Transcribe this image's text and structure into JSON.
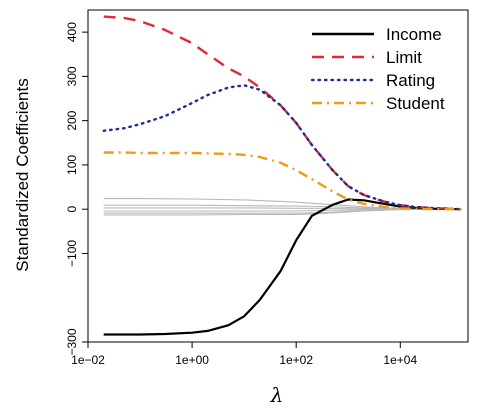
{
  "chart_data": {
    "type": "line",
    "xlabel": "λ",
    "ylabel": "Standardized Coefficients",
    "x_scale": "log10",
    "xlim": [
      0.01,
      200000
    ],
    "ylim": [
      -300,
      450
    ],
    "x_tick_labels": [
      "1e−02",
      "1e+00",
      "1e+02",
      "1e+04"
    ],
    "y_tick_labels": [
      "−300",
      "−100",
      "0",
      "100",
      "200",
      "300",
      "400"
    ],
    "grid": false,
    "legend_position": "top-right",
    "series": [
      {
        "name": "Income",
        "color": "#000000",
        "dash": "solid",
        "x": [
          0.02,
          0.05,
          0.1,
          0.3,
          1,
          2,
          5,
          10,
          20,
          50,
          100,
          200,
          500,
          1000,
          2000,
          5000,
          10000,
          20000,
          50000,
          150000
        ],
        "y": [
          -283,
          -283,
          -283,
          -282,
          -279,
          -275,
          -262,
          -242,
          -205,
          -140,
          -70,
          -15,
          10,
          22,
          20,
          12,
          6,
          3,
          1,
          0
        ]
      },
      {
        "name": "Limit",
        "color": "#df2a3a",
        "dash": "dashed",
        "x": [
          0.02,
          0.05,
          0.1,
          0.3,
          1,
          2,
          5,
          10,
          20,
          50,
          100,
          200,
          500,
          1000,
          2000,
          5000,
          10000,
          20000,
          50000,
          150000
        ],
        "y": [
          435,
          432,
          425,
          405,
          375,
          350,
          318,
          300,
          275,
          235,
          195,
          145,
          88,
          52,
          32,
          17,
          9,
          5,
          2,
          0
        ]
      },
      {
        "name": "Rating",
        "color": "#1f2f8f",
        "dash": "dotted",
        "x": [
          0.02,
          0.05,
          0.1,
          0.3,
          1,
          2,
          5,
          10,
          20,
          50,
          100,
          200,
          500,
          1000,
          2000,
          5000,
          10000,
          20000,
          50000,
          150000
        ],
        "y": [
          177,
          183,
          192,
          210,
          240,
          258,
          275,
          280,
          270,
          235,
          195,
          145,
          88,
          52,
          32,
          17,
          9,
          5,
          2,
          0
        ]
      },
      {
        "name": "Student",
        "color": "#ef9b16",
        "dash": "dashdot",
        "x": [
          0.02,
          0.05,
          0.1,
          0.3,
          1,
          2,
          5,
          10,
          20,
          50,
          100,
          200,
          500,
          1000,
          2000,
          5000,
          10000,
          20000,
          50000,
          150000
        ],
        "y": [
          128,
          128,
          127,
          127,
          127,
          126,
          125,
          123,
          118,
          105,
          88,
          68,
          40,
          22,
          12,
          5,
          2,
          1,
          0,
          0
        ]
      },
      {
        "color": "#b8b8b8",
        "dash": "solid",
        "x": [
          0.02,
          0.1,
          1,
          10,
          100,
          300,
          1000,
          3000,
          10000,
          30000,
          150000
        ],
        "y": [
          24,
          24,
          23,
          21,
          16,
          12,
          8,
          4,
          2,
          1,
          0
        ]
      },
      {
        "color": "#b8b8b8",
        "dash": "solid",
        "x": [
          0.02,
          0.1,
          1,
          10,
          100,
          300,
          1000,
          3000,
          10000,
          30000,
          150000
        ],
        "y": [
          9,
          9,
          9,
          8,
          7,
          6,
          4,
          2,
          1,
          0,
          0
        ]
      },
      {
        "color": "#b8b8b8",
        "dash": "solid",
        "x": [
          0.02,
          0.1,
          1,
          10,
          100,
          300,
          1000,
          3000,
          10000,
          30000,
          150000
        ],
        "y": [
          3,
          3,
          3,
          3,
          2,
          2,
          1,
          1,
          0,
          0,
          0
        ]
      },
      {
        "color": "#b8b8b8",
        "dash": "solid",
        "x": [
          0.02,
          0.1,
          1,
          10,
          100,
          300,
          1000,
          3000,
          10000,
          30000,
          150000
        ],
        "y": [
          -4,
          -4,
          -4,
          -4,
          -4,
          -3,
          -2,
          -1,
          0,
          0,
          0
        ]
      },
      {
        "color": "#b8b8b8",
        "dash": "solid",
        "x": [
          0.02,
          0.1,
          1,
          10,
          100,
          300,
          1000,
          3000,
          10000,
          30000,
          150000
        ],
        "y": [
          -9,
          -9,
          -9,
          -9,
          -9,
          -8,
          -5,
          -3,
          -1,
          0,
          0
        ]
      },
      {
        "color": "#b8b8b8",
        "dash": "solid",
        "x": [
          0.02,
          0.1,
          1,
          10,
          100,
          300,
          1000,
          3000,
          10000,
          30000,
          150000
        ],
        "y": [
          -13,
          -13,
          -13,
          -12,
          -12,
          -10,
          -6,
          -3,
          -1,
          0,
          0
        ]
      }
    ]
  }
}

**********

Tally up how many lines in the preceding listing contain the word "name". Give nothing but the number.

4